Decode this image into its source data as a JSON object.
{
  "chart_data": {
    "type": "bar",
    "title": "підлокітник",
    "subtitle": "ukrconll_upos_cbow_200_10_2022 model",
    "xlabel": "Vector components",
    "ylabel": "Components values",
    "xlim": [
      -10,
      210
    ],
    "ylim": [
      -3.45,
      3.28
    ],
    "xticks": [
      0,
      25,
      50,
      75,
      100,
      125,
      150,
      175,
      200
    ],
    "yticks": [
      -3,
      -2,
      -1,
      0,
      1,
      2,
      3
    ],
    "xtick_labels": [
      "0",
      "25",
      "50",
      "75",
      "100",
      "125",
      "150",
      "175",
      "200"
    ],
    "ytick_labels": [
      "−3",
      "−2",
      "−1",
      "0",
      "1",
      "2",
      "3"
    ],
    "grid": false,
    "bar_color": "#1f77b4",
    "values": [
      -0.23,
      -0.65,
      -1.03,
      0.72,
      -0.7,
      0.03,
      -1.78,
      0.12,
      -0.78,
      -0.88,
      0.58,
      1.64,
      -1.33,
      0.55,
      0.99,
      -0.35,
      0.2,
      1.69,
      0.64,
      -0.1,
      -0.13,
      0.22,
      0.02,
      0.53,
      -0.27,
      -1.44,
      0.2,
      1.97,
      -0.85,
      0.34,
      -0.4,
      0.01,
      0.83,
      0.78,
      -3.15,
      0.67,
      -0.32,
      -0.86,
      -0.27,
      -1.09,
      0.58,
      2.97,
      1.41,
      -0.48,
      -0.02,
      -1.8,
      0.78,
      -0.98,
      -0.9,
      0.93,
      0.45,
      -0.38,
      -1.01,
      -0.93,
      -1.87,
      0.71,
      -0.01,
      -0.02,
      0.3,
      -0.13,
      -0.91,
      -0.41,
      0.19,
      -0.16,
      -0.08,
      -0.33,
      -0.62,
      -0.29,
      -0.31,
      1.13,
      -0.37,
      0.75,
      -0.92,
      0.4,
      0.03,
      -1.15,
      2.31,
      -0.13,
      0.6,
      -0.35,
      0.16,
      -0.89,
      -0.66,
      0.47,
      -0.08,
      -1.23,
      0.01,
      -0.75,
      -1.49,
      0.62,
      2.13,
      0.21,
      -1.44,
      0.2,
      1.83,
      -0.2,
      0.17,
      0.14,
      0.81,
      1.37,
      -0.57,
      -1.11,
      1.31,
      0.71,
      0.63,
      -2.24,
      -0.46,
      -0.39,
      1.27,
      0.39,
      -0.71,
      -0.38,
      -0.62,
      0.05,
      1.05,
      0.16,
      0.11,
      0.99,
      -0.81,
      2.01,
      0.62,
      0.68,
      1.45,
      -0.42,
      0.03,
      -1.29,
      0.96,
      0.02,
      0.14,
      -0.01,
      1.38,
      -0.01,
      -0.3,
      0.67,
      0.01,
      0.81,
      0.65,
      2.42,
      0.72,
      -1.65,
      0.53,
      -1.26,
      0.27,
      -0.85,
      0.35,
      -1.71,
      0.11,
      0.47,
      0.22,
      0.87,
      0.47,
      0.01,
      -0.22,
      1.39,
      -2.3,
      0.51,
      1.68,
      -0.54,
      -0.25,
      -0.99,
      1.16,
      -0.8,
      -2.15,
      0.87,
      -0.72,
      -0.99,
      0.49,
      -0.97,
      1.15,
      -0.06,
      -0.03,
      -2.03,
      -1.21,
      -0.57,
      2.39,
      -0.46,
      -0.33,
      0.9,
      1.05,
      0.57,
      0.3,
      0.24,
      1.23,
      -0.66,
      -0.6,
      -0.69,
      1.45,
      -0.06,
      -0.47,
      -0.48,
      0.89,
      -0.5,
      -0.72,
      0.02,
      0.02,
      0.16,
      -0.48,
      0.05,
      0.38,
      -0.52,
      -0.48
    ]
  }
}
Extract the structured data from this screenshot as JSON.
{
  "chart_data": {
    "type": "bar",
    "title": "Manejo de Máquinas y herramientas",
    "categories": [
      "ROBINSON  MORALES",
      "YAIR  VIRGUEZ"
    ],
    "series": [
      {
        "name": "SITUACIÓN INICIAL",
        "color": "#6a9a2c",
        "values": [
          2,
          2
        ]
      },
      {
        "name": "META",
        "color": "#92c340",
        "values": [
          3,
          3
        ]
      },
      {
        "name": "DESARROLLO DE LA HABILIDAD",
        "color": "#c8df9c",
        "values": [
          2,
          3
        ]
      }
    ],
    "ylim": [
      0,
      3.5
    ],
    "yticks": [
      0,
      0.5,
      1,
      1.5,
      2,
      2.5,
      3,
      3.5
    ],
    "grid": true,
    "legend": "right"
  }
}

= = =

Gather from the data above every line with the string "this".

Output below:
Decode this image into its source data as a JSON object.
Extract the structured data from this screenshot as JSON.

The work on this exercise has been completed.